Reproduce the listing verbatim, from its first line through the line containing "- map-icon: [1606, 169, 1622, 183]", with both of those lines included.

▸ MATERIAL:
⁂
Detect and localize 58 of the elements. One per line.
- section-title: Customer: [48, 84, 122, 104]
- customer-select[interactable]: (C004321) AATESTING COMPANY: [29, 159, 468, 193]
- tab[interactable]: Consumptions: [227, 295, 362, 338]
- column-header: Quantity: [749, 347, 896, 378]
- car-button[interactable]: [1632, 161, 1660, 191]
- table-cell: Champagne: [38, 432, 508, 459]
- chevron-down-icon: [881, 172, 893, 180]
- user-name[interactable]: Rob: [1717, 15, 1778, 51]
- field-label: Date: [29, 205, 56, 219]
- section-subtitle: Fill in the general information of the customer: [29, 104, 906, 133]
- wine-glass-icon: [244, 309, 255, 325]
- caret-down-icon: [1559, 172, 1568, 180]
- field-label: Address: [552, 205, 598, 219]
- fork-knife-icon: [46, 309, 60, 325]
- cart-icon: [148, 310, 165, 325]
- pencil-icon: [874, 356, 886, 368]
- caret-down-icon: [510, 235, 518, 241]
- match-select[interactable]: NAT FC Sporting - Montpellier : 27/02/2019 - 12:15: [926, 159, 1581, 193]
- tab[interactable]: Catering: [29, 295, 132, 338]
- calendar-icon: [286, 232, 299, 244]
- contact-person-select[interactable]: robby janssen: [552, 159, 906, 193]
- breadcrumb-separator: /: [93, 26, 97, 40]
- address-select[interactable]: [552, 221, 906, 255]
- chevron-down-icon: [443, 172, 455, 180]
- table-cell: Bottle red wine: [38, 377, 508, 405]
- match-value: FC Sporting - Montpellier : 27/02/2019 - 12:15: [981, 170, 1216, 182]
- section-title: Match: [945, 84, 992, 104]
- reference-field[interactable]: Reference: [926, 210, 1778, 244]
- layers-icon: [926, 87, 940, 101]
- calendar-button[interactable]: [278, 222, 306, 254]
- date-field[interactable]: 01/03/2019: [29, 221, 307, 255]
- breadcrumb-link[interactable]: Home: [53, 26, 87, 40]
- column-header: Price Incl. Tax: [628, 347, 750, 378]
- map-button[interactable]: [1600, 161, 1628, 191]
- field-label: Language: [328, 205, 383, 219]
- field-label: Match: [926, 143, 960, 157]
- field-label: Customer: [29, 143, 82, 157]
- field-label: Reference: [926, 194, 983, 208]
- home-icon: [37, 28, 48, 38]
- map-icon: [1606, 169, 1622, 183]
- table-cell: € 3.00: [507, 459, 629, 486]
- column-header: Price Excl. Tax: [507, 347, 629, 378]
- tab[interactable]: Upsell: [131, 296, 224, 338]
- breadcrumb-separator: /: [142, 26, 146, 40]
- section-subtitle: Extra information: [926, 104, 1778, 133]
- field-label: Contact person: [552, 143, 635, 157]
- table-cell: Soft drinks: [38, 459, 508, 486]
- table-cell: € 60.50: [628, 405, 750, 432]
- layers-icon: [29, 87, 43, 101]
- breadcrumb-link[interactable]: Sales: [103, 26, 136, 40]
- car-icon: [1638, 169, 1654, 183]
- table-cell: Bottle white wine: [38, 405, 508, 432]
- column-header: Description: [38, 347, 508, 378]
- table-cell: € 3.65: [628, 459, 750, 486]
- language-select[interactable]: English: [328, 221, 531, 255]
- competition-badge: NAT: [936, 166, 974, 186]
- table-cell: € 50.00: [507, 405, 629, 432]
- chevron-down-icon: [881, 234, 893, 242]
⁂
▸ WRITTEN RESPONSE:
Detect and localize 58 of the elements. One per line.
- section-title: Customer: [48, 84, 122, 104]
- customer-select[interactable]: (C004321) AATESTING COMPANY: [29, 159, 468, 193]
- tab[interactable]: Consumptions: [227, 295, 362, 338]
- column-header: Quantity: [749, 347, 896, 378]
- car-button[interactable]: [1632, 161, 1660, 191]
- table-cell: Champagne: [38, 432, 508, 459]
- chevron-down-icon: [881, 172, 893, 180]
- user-name[interactable]: Rob: [1717, 15, 1778, 51]
- field-label: Date: [29, 205, 56, 219]
- section-subtitle: Fill in the general information of the customer: [29, 104, 906, 133]
- wine-glass-icon: [244, 309, 255, 325]
- caret-down-icon: [1559, 172, 1568, 180]
- field-label: Address: [552, 205, 598, 219]
- fork-knife-icon: [46, 309, 60, 325]
- cart-icon: [148, 310, 165, 325]
- pencil-icon: [874, 356, 886, 368]
- caret-down-icon: [510, 235, 518, 241]
- match-select[interactable]: NAT FC Sporting - Montpellier : 27/02/2019 - 12:15: [926, 159, 1581, 193]
- tab[interactable]: Catering: [29, 295, 132, 338]
- calendar-icon: [286, 232, 299, 244]
- contact-person-select[interactable]: robby janssen: [552, 159, 906, 193]
- breadcrumb-separator: /: [93, 26, 97, 40]
- address-select[interactable]: [552, 221, 906, 255]
- chevron-down-icon: [443, 172, 455, 180]
- table-cell: Bottle red wine: [38, 377, 508, 405]
- match-value: FC Sporting - Montpellier : 27/02/2019 - 12:15: [981, 170, 1216, 182]
- section-title: Match: [945, 84, 992, 104]
- reference-field[interactable]: Reference: [926, 210, 1778, 244]
- layers-icon: [926, 87, 940, 101]
- calendar-button[interactable]: [278, 222, 306, 254]
- date-field[interactable]: 01/03/2019: [29, 221, 307, 255]
- breadcrumb-link[interactable]: Home: [53, 26, 87, 40]
- column-header: Price Incl. Tax: [628, 347, 750, 378]
- map-button[interactable]: [1600, 161, 1628, 191]
- field-label: Language: [328, 205, 383, 219]
- field-label: Match: [926, 143, 960, 157]
- field-label: Customer: [29, 143, 82, 157]
- field-label: Reference: [926, 194, 983, 208]
- home-icon: [37, 28, 48, 38]
- map-icon: [1606, 169, 1622, 183]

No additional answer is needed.